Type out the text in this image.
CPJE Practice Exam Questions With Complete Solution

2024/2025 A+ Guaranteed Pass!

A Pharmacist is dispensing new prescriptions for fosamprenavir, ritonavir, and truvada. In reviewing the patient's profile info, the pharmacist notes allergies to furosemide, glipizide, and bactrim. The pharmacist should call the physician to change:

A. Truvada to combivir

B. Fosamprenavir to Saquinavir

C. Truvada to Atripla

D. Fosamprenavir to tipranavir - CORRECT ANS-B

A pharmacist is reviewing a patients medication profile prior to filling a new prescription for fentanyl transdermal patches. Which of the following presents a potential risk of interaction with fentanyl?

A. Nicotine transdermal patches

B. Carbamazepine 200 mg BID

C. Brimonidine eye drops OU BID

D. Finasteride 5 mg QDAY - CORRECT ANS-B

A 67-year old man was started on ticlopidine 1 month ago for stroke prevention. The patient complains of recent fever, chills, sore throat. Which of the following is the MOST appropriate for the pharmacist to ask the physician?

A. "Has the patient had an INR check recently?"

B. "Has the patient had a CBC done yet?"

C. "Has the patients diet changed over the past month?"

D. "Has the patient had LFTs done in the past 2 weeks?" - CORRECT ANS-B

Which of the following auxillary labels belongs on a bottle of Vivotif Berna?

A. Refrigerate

Task statement
Scan the listing above, and wherever a line holds the string "reviewing", copy that line.

Solution for this problem
A Pharmacist is dispensing new prescriptions for fosamprenavir, ritonavir, and truvada. In reviewing the patient's profile info, the pharmacist notes allergies to furosemide, glipizide, and bactrim. The pharmacist should call the physician to change:
A pharmacist is reviewing a patients medication profile prior to filling a new prescription for fentanyl transdermal patches. Which of the following presents a potential risk of interaction with fentanyl?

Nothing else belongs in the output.